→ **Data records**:
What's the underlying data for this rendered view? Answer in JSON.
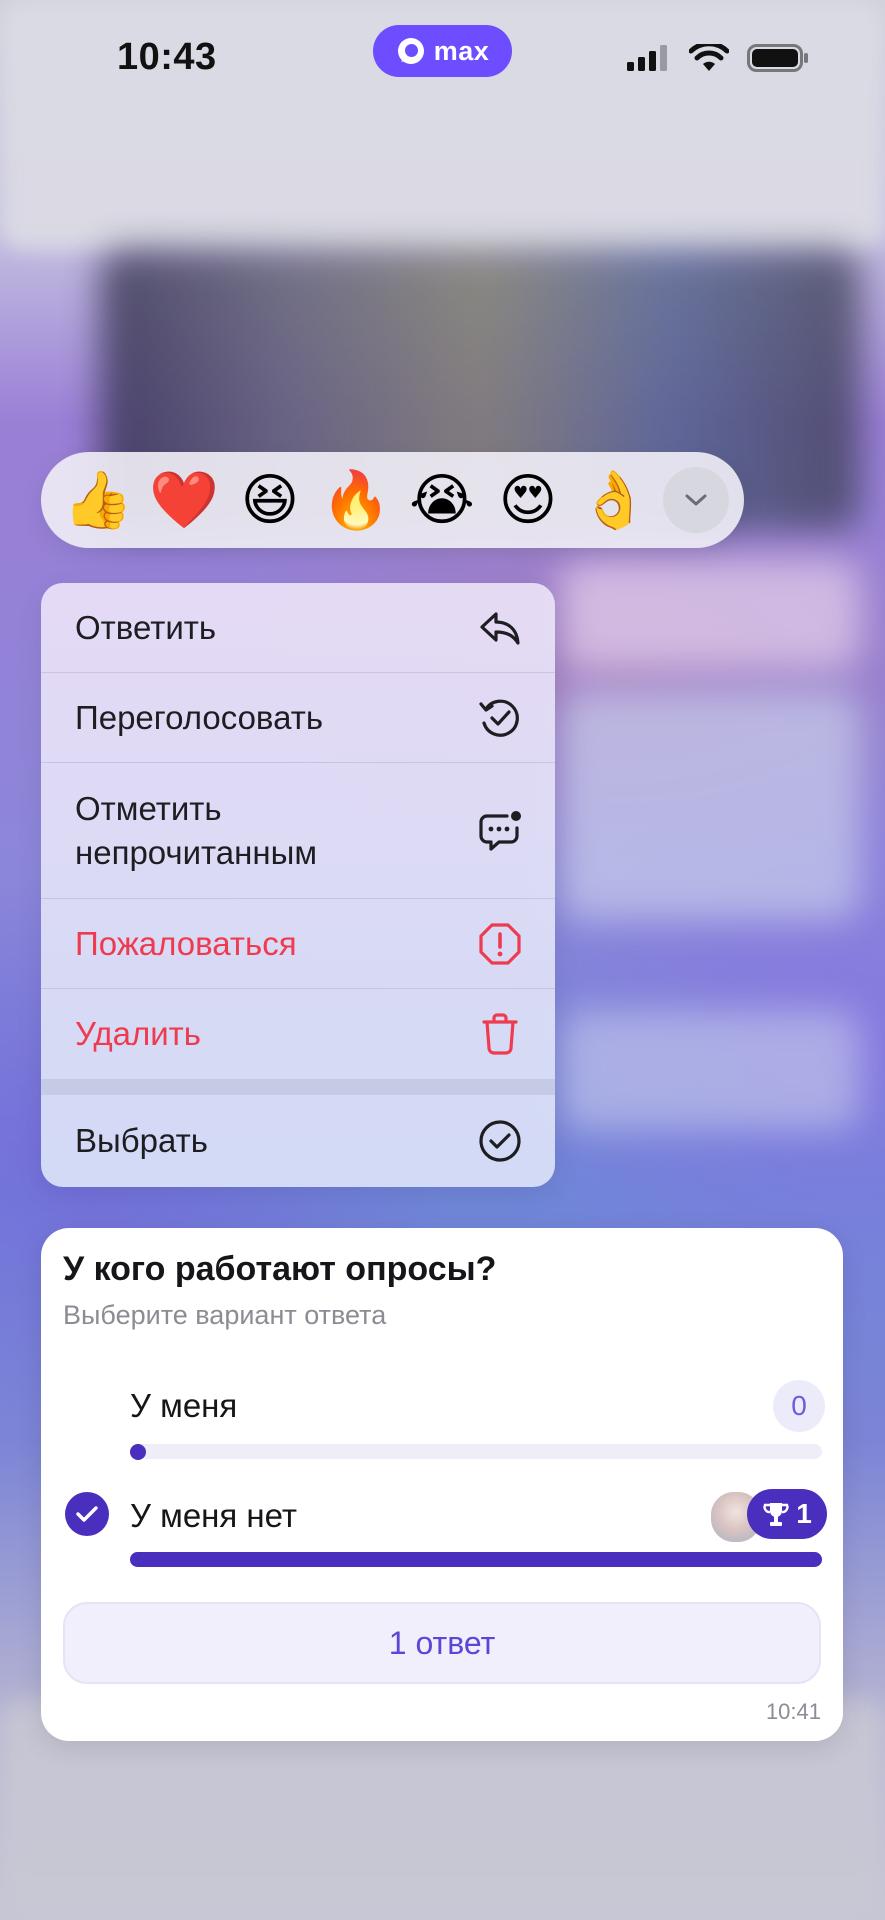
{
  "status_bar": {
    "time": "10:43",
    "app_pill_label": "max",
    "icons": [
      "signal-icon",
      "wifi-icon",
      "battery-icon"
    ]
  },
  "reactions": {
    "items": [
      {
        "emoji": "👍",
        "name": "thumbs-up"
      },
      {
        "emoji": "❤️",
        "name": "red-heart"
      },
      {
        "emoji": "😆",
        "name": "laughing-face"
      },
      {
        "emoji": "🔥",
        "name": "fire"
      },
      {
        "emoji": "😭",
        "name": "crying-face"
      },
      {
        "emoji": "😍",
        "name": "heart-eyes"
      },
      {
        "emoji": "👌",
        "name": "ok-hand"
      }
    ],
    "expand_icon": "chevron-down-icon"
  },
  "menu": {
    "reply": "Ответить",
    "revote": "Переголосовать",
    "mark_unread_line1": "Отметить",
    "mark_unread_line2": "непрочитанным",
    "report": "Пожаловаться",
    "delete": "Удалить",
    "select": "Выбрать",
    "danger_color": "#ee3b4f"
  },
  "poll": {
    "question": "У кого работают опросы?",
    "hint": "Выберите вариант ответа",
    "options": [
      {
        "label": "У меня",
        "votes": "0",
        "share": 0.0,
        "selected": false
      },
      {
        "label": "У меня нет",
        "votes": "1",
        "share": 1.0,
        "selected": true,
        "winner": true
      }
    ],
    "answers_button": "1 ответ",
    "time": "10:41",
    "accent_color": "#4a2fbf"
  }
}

...

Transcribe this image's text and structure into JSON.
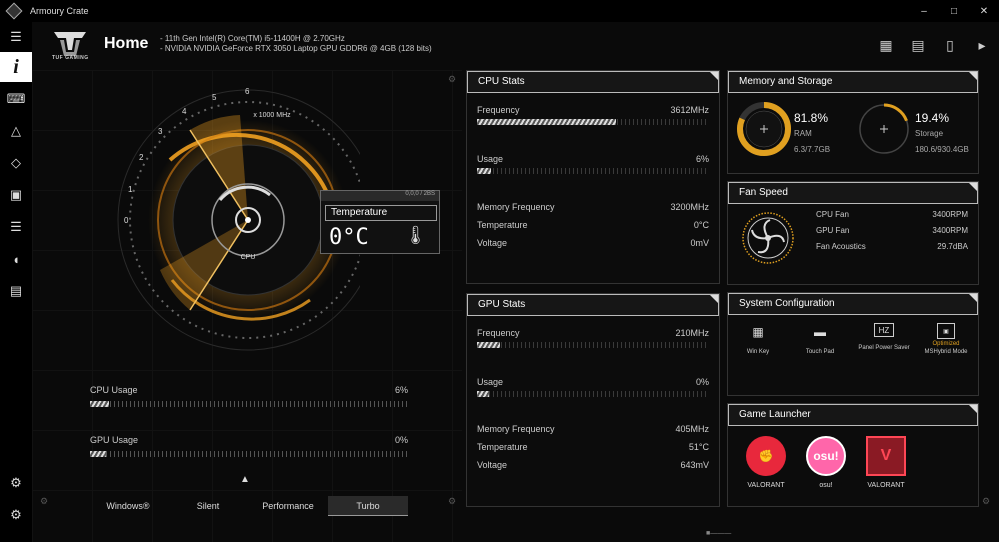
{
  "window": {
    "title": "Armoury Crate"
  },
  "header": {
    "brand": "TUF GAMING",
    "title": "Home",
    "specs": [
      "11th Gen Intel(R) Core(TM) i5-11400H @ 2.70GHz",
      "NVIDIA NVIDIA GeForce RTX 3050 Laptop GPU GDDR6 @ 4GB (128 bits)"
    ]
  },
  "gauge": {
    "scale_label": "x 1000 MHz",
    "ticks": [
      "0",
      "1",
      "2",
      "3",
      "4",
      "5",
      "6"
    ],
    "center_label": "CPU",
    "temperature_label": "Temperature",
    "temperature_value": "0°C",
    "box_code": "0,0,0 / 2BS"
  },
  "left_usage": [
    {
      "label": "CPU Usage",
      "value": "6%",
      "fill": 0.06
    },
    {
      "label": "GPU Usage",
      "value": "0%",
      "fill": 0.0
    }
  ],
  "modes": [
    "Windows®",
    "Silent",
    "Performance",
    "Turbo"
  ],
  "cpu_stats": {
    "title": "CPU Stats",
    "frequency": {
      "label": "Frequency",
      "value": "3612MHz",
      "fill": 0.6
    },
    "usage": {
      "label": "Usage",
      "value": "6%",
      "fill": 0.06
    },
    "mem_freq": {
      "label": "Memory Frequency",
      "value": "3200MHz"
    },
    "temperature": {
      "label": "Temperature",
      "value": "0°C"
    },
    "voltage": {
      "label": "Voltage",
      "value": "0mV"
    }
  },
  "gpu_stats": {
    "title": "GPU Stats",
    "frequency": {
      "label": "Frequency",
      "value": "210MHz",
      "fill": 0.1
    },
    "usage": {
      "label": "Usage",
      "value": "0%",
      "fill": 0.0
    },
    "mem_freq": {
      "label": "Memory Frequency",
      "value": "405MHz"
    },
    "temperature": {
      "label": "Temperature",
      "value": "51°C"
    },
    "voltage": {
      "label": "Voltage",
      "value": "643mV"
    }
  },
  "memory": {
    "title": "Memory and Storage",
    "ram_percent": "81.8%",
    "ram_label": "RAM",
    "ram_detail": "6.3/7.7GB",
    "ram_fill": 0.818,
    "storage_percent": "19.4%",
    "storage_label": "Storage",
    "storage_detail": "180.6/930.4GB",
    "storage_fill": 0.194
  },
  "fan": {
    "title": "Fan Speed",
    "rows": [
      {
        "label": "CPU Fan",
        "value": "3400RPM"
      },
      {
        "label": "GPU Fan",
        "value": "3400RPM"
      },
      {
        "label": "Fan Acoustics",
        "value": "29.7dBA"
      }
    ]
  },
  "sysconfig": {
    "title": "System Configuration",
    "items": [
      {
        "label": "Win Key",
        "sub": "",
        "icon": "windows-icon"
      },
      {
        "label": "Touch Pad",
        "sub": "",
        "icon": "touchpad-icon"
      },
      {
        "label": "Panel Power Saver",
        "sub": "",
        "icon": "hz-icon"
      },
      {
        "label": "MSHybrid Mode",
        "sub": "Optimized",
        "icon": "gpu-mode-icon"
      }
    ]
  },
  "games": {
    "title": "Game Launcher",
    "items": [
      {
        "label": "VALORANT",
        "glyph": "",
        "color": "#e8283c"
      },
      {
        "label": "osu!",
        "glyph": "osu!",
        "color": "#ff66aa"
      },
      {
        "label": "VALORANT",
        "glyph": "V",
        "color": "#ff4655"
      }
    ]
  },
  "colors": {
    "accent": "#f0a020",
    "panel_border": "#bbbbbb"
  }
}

→ **REQUIREMENT**: Search the records above for the string "this". Copy every line that contains it.

→ **FINISHED EXERCISE**:
What's the underlying data for this rendered view? Answer in JSON.
Transcribe this image's text and structure into JSON.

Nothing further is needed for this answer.